• **TO DO**
Retype the listing that follows, exactly as written.

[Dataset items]
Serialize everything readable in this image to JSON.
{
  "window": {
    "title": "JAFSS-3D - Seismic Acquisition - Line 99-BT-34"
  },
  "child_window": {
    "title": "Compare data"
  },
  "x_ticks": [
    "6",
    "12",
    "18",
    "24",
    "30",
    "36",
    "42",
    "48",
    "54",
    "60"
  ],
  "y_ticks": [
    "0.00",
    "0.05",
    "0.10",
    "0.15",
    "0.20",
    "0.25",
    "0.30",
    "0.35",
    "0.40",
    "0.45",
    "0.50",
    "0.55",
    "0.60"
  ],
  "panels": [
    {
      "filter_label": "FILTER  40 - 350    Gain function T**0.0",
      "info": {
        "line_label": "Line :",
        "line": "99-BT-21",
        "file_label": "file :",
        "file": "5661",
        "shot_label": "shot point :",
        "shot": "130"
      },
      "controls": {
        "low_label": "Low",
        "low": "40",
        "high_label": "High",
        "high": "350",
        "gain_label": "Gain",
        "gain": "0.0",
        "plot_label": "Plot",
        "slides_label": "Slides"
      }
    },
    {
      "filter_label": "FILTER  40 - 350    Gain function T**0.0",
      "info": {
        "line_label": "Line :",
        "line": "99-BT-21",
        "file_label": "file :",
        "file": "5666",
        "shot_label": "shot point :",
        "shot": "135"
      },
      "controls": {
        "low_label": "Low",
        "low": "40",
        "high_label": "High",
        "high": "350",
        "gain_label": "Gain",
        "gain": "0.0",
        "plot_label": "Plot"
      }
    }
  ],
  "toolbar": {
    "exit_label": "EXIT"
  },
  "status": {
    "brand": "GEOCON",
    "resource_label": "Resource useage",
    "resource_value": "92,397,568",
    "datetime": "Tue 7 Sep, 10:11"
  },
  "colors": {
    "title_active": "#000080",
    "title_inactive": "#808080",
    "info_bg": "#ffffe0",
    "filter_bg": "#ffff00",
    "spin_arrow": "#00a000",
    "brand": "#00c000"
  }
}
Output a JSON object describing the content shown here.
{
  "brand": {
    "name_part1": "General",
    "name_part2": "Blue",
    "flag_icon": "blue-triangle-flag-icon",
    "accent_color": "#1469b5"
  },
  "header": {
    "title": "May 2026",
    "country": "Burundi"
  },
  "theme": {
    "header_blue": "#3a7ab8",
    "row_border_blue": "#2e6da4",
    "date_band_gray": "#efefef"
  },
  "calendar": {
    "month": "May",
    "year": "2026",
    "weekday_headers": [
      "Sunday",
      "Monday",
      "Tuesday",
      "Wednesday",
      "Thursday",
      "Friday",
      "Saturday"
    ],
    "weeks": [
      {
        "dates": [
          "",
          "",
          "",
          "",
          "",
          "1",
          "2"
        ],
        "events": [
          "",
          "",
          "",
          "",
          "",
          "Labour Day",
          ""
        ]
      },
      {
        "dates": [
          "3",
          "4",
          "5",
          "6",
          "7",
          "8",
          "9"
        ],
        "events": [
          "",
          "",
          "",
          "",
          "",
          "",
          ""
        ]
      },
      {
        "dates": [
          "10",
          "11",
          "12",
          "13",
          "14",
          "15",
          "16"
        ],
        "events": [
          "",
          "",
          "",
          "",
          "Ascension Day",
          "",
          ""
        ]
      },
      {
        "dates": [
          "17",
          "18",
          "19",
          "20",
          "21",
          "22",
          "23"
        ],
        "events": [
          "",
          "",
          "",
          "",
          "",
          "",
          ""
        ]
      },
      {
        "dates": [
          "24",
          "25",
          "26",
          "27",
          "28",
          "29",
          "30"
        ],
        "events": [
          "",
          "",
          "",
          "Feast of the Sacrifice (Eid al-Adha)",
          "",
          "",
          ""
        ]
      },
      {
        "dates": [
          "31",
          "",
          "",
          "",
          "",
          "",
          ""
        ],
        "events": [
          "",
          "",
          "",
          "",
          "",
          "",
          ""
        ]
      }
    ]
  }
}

• **SOLUTION TO THE PROBLEM**
Serialize everything readable in this image to JSON.
{
  "window": {
    "title": "JAFSS-3D - Seismic Acquisition - Line 99-BT-34"
  },
  "child_window": {
    "title": "Compare data"
  },
  "x_ticks": [
    "6",
    "12",
    "18",
    "24",
    "30",
    "36",
    "42",
    "48",
    "54",
    "60"
  ],
  "y_ticks": [
    "0.00",
    "0.05",
    "0.10",
    "0.15",
    "0.20",
    "0.25",
    "0.30",
    "0.35",
    "0.40",
    "0.45",
    "0.50",
    "0.55",
    "0.60"
  ],
  "panels": [
    {
      "filter_label": "FILTER  40 - 350    Gain function T**0.0",
      "info": {
        "line_label": "Line :",
        "line": "99-BT-21",
        "file_label": "file :",
        "file": "5661",
        "shot_label": "shot point :",
        "shot": "130"
      },
      "controls": {
        "low_label": "Low",
        "low": "40",
        "high_label": "High",
        "high": "350",
        "gain_label": "Gain",
        "gain": "0.0",
        "plot_label": "Plot",
        "slides_label": "Slides"
      }
    },
    {
      "filter_label": "FILTER  40 - 350    Gain function T**0.0",
      "info": {
        "line_label": "Line :",
        "line": "99-BT-21",
        "file_label": "file :",
        "file": "5666",
        "shot_label": "shot point :",
        "shot": "135"
      },
      "controls": {
        "low_label": "Low",
        "low": "40",
        "high_label": "High",
        "high": "350",
        "gain_label": "Gain",
        "gain": "0.0",
        "plot_label": "Plot"
      }
    }
  ],
  "toolbar": {
    "exit_label": "EXIT"
  },
  "status": {
    "brand": "GEOCON",
    "resource_label": "Resource useage",
    "resource_value": "92,397,568",
    "datetime": "Tue 7 Sep, 10:11"
  },
  "colors": {
    "title_active": "#000080",
    "title_inactive": "#808080",
    "info_bg": "#ffffe0",
    "filter_bg": "#ffff00",
    "spin_arrow": "#00a000",
    "brand": "#00c000"
  }
}
Output a JSON object describing the content shown here.
{
  "brand": {
    "name_part1": "General",
    "name_part2": "Blue",
    "flag_icon": "blue-triangle-flag-icon",
    "accent_color": "#1469b5"
  },
  "header": {
    "title": "May 2026",
    "country": "Burundi"
  },
  "theme": {
    "header_blue": "#3a7ab8",
    "row_border_blue": "#2e6da4",
    "date_band_gray": "#efefef"
  },
  "calendar": {
    "month": "May",
    "year": "2026",
    "weekday_headers": [
      "Sunday",
      "Monday",
      "Tuesday",
      "Wednesday",
      "Thursday",
      "Friday",
      "Saturday"
    ],
    "weeks": [
      {
        "dates": [
          "",
          "",
          "",
          "",
          "",
          "1",
          "2"
        ],
        "events": [
          "",
          "",
          "",
          "",
          "",
          "Labour Day",
          ""
        ]
      },
      {
        "dates": [
          "3",
          "4",
          "5",
          "6",
          "7",
          "8",
          "9"
        ],
        "events": [
          "",
          "",
          "",
          "",
          "",
          "",
          ""
        ]
      },
      {
        "dates": [
          "10",
          "11",
          "12",
          "13",
          "14",
          "15",
          "16"
        ],
        "events": [
          "",
          "",
          "",
          "",
          "Ascension Day",
          "",
          ""
        ]
      },
      {
        "dates": [
          "17",
          "18",
          "19",
          "20",
          "21",
          "22",
          "23"
        ],
        "events": [
          "",
          "",
          "",
          "",
          "",
          "",
          ""
        ]
      },
      {
        "dates": [
          "24",
          "25",
          "26",
          "27",
          "28",
          "29",
          "30"
        ],
        "events": [
          "",
          "",
          "",
          "Feast of the Sacrifice (Eid al-Adha)",
          "",
          "",
          ""
        ]
      },
      {
        "dates": [
          "31",
          "",
          "",
          "",
          "",
          "",
          ""
        ],
        "events": [
          "",
          "",
          "",
          "",
          "",
          "",
          ""
        ]
      }
    ]
  }
}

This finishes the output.